- Aim
Write out every single entry exactly.

- Provided data

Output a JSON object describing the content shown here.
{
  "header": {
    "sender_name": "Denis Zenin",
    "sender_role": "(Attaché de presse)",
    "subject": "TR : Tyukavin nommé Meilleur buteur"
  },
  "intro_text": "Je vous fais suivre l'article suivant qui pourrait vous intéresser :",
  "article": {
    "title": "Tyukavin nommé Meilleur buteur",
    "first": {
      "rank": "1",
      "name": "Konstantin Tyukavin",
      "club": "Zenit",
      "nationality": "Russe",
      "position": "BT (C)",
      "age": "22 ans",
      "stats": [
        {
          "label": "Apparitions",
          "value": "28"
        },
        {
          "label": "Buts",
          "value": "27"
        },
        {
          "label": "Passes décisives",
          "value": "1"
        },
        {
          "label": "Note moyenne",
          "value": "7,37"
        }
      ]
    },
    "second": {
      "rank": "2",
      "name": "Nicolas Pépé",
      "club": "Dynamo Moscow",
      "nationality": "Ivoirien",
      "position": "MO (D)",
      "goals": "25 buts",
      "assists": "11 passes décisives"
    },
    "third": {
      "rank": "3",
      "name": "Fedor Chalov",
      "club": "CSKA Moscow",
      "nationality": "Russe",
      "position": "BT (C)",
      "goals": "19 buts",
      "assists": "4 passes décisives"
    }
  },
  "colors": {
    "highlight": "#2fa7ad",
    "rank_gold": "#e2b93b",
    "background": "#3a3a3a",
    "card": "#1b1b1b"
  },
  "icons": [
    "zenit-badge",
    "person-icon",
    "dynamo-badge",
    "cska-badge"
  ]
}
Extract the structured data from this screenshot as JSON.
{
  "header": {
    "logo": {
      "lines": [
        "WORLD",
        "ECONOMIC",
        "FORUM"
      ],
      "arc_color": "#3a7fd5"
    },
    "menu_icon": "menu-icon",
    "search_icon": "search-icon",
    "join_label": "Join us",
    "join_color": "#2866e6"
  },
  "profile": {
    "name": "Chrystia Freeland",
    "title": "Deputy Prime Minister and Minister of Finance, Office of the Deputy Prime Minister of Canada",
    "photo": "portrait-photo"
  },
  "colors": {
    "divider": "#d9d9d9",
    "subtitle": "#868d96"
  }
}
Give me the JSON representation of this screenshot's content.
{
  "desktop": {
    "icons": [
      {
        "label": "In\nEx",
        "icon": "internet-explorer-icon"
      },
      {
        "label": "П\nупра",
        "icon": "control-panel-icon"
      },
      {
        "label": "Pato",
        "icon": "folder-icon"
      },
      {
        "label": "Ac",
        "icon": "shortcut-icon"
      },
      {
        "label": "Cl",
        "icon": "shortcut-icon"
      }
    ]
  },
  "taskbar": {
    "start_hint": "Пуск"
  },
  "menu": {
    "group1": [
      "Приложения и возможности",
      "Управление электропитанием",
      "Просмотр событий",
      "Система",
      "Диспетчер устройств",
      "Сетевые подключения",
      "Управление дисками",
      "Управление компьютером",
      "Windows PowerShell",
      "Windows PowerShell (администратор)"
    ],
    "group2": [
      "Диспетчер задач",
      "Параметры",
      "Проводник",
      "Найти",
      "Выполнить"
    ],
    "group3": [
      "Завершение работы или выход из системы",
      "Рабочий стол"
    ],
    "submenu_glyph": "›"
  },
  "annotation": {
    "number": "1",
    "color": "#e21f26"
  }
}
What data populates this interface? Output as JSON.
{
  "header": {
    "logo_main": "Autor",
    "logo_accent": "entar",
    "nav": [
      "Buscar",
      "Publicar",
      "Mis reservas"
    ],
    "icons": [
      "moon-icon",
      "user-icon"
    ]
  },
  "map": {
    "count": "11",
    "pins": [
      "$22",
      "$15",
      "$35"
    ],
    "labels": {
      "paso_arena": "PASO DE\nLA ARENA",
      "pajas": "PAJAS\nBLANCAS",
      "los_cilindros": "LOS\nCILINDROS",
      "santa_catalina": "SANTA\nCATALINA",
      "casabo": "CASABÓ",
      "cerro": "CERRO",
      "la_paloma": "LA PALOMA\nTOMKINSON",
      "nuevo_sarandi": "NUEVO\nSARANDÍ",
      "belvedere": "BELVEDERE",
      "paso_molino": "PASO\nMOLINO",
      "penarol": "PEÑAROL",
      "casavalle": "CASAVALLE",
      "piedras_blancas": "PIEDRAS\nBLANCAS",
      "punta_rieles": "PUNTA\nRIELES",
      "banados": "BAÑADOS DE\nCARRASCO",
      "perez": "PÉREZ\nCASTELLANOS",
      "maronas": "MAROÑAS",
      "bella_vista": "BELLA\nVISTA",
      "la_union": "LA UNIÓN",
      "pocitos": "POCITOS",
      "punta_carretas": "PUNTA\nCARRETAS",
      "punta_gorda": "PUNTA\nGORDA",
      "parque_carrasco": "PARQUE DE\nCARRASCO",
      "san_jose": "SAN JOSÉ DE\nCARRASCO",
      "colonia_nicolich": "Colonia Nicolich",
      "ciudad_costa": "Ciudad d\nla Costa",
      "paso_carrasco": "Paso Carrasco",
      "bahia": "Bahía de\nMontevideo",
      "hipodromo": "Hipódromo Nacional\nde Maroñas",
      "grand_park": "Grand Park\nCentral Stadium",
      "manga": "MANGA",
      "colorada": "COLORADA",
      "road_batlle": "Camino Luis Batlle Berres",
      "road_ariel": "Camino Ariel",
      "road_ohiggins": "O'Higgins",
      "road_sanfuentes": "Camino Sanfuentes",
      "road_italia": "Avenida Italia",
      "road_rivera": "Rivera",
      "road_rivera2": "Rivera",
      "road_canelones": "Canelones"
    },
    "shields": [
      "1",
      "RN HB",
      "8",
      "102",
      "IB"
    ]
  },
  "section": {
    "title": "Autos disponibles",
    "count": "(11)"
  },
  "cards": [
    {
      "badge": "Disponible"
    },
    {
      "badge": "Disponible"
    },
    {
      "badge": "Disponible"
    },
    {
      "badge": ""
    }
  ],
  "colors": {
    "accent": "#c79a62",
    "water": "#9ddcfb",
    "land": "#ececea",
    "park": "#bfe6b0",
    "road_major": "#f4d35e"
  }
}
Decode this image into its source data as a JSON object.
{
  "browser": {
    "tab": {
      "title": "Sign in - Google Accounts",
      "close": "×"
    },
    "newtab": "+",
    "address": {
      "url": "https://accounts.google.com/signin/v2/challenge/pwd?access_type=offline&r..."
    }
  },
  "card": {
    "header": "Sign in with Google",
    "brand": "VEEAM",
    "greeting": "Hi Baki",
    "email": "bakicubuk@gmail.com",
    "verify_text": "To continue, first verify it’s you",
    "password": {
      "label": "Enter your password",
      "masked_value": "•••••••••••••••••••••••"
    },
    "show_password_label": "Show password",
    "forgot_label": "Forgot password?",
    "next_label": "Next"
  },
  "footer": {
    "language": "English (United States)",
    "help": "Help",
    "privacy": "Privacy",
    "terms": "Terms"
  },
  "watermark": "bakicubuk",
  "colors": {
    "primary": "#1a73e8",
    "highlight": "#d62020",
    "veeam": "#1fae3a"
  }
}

- The response
Output a JSON object describing the content shown here.
{
  "header": {
    "sender_name": "Denis Zenin",
    "sender_role": "(Attaché de presse)",
    "subject": "TR : Tyukavin nommé Meilleur buteur"
  },
  "intro_text": "Je vous fais suivre l'article suivant qui pourrait vous intéresser :",
  "article": {
    "title": "Tyukavin nommé Meilleur buteur",
    "first": {
      "rank": "1",
      "name": "Konstantin Tyukavin",
      "club": "Zenit",
      "nationality": "Russe",
      "position": "BT (C)",
      "age": "22 ans",
      "stats": [
        {
          "label": "Apparitions",
          "value": "28"
        },
        {
          "label": "Buts",
          "value": "27"
        },
        {
          "label": "Passes décisives",
          "value": "1"
        },
        {
          "label": "Note moyenne",
          "value": "7,37"
        }
      ]
    },
    "second": {
      "rank": "2",
      "name": "Nicolas Pépé",
      "club": "Dynamo Moscow",
      "nationality": "Ivoirien",
      "position": "MO (D)",
      "goals": "25 buts",
      "assists": "11 passes décisives"
    },
    "third": {
      "rank": "3",
      "name": "Fedor Chalov",
      "club": "CSKA Moscow",
      "nationality": "Russe",
      "position": "BT (C)",
      "goals": "19 buts",
      "assists": "4 passes décisives"
    }
  },
  "colors": {
    "highlight": "#2fa7ad",
    "rank_gold": "#e2b93b",
    "background": "#3a3a3a",
    "card": "#1b1b1b"
  },
  "icons": [
    "zenit-badge",
    "person-icon",
    "dynamo-badge",
    "cska-badge"
  ]
}
Extract the structured data from this screenshot as JSON.
{
  "header": {
    "logo": {
      "lines": [
        "WORLD",
        "ECONOMIC",
        "FORUM"
      ],
      "arc_color": "#3a7fd5"
    },
    "menu_icon": "menu-icon",
    "search_icon": "search-icon",
    "join_label": "Join us",
    "join_color": "#2866e6"
  },
  "profile": {
    "name": "Chrystia Freeland",
    "title": "Deputy Prime Minister and Minister of Finance, Office of the Deputy Prime Minister of Canada",
    "photo": "portrait-photo"
  },
  "colors": {
    "divider": "#d9d9d9",
    "subtitle": "#868d96"
  }
}
Give me the JSON representation of this screenshot's content.
{
  "desktop": {
    "icons": [
      {
        "label": "In\nEx",
        "icon": "internet-explorer-icon"
      },
      {
        "label": "П\nупра",
        "icon": "control-panel-icon"
      },
      {
        "label": "Pato",
        "icon": "folder-icon"
      },
      {
        "label": "Ac",
        "icon": "shortcut-icon"
      },
      {
        "label": "Cl",
        "icon": "shortcut-icon"
      }
    ]
  },
  "taskbar": {
    "start_hint": "Пуск"
  },
  "menu": {
    "group1": [
      "Приложения и возможности",
      "Управление электропитанием",
      "Просмотр событий",
      "Система",
      "Диспетчер устройств",
      "Сетевые подключения",
      "Управление дисками",
      "Управление компьютером",
      "Windows PowerShell",
      "Windows PowerShell (администратор)"
    ],
    "group2": [
      "Диспетчер задач",
      "Параметры",
      "Проводник",
      "Найти",
      "Выполнить"
    ],
    "group3": [
      "Завершение работы или выход из системы",
      "Рабочий стол"
    ],
    "submenu_glyph": "›"
  },
  "annotation": {
    "number": "1",
    "color": "#e21f26"
  }
}
What data populates this interface? Output as JSON.
{
  "header": {
    "logo_main": "Autor",
    "logo_accent": "entar",
    "nav": [
      "Buscar",
      "Publicar",
      "Mis reservas"
    ],
    "icons": [
      "moon-icon",
      "user-icon"
    ]
  },
  "map": {
    "count": "11",
    "pins": [
      "$22",
      "$15",
      "$35"
    ],
    "labels": {
      "paso_arena": "PASO DE\nLA ARENA",
      "pajas": "PAJAS\nBLANCAS",
      "los_cilindros": "LOS\nCILINDROS",
      "santa_catalina": "SANTA\nCATALINA",
      "casabo": "CASABÓ",
      "cerro": "CERRO",
      "la_paloma": "LA PALOMA\nTOMKINSON",
      "nuevo_sarandi": "NUEVO\nSARANDÍ",
      "belvedere": "BELVEDERE",
      "paso_molino": "PASO\nMOLINO",
      "penarol": "PEÑAROL",
      "casavalle": "CASAVALLE",
      "piedras_blancas": "PIEDRAS\nBLANCAS",
      "punta_rieles": "PUNTA\nRIELES",
      "banados": "BAÑADOS DE\nCARRASCO",
      "perez": "PÉREZ\nCASTELLANOS",
      "maronas": "MAROÑAS",
      "bella_vista": "BELLA\nVISTA",
      "la_union": "LA UNIÓN",
      "pocitos": "POCITOS",
      "punta_carretas": "PUNTA\nCARRETAS",
      "punta_gorda": "PUNTA\nGORDA",
      "parque_carrasco": "PARQUE DE\nCARRASCO",
      "san_jose": "SAN JOSÉ DE\nCARRASCO",
      "colonia_nicolich": "Colonia Nicolich",
      "ciudad_costa": "Ciudad d\nla Costa",
      "paso_carrasco": "Paso Carrasco",
      "bahia": "Bahía de\nMontevideo",
      "hipodromo": "Hipódromo Nacional\nde Maroñas",
      "grand_park": "Grand Park\nCentral Stadium",
      "manga": "MANGA",
      "colorada": "COLORADA",
      "road_batlle": "Camino Luis Batlle Berres",
      "road_ariel": "Camino Ariel",
      "road_ohiggins": "O'Higgins",
      "road_sanfuentes": "Camino Sanfuentes",
      "road_italia": "Avenida Italia",
      "road_rivera": "Rivera",
      "road_rivera2": "Rivera",
      "road_canelones": "Canelones"
    },
    "shields": [
      "1",
      "RN HB",
      "8",
      "102",
      "IB"
    ]
  },
  "section": {
    "title": "Autos disponibles",
    "count": "(11)"
  },
  "cards": [
    {
      "badge": "Disponible"
    },
    {
      "badge": "Disponible"
    },
    {
      "badge": "Disponible"
    },
    {
      "badge": ""
    }
  ],
  "colors": {
    "accent": "#c79a62",
    "water": "#9ddcfb",
    "land": "#ececea",
    "park": "#bfe6b0",
    "road_major": "#f4d35e"
  }
}
Decode this image into its source data as a JSON object.
{
  "browser": {
    "tab": {
      "title": "Sign in - Google Accounts",
      "close": "×"
    },
    "newtab": "+",
    "address": {
      "url": "https://accounts.google.com/signin/v2/challenge/pwd?access_type=offline&r..."
    }
  },
  "card": {
    "header": "Sign in with Google",
    "brand": "VEEAM",
    "greeting": "Hi Baki",
    "email": "bakicubuk@gmail.com",
    "verify_text": "To continue, first verify it’s you",
    "password": {
      "label": "Enter your password",
      "masked_value": "•••••••••••••••••••••••"
    },
    "show_password_label": "Show password",
    "forgot_label": "Forgot password?",
    "next_label": "Next"
  },
  "footer": {
    "language": "English (United States)",
    "help": "Help",
    "privacy": "Privacy",
    "terms": "Terms"
  },
  "watermark": "bakicubuk",
  "colors": {
    "primary": "#1a73e8",
    "highlight": "#d62020",
    "veeam": "#1fae3a"
  }
}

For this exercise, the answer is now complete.